● What is asked
Gather each line containing the string "ogniu" from these entries.
• • • • •
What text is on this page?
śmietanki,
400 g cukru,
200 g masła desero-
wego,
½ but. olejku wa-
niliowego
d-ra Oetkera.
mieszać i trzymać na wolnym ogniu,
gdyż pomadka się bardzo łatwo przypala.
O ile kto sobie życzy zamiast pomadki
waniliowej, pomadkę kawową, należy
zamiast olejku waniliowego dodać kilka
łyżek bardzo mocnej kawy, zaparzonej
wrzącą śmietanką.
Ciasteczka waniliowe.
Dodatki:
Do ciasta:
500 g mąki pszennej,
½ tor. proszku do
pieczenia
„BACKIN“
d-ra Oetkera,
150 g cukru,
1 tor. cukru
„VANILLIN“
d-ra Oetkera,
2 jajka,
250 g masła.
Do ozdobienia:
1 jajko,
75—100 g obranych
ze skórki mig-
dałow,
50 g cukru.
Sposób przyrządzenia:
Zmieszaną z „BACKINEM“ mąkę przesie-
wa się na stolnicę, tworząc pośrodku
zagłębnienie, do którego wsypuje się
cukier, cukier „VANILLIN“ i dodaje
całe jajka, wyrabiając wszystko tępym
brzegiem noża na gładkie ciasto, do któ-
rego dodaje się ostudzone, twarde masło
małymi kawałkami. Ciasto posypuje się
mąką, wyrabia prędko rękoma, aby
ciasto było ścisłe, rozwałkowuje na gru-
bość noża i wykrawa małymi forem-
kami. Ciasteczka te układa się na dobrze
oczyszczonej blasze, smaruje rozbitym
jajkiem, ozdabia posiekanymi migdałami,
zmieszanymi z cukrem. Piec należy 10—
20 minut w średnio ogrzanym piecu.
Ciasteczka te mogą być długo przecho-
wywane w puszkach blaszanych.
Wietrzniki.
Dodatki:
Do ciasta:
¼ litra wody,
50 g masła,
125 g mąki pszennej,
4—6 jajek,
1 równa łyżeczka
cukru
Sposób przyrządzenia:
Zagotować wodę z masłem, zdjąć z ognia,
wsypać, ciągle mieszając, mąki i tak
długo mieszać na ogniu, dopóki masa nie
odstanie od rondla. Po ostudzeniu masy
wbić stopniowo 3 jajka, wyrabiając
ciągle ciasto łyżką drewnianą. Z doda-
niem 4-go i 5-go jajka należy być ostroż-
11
• • • • •
● Result of this task
mieszać i trzymać na wolnym ogniu,
długo mieszać na ogniu, dopóki masa nie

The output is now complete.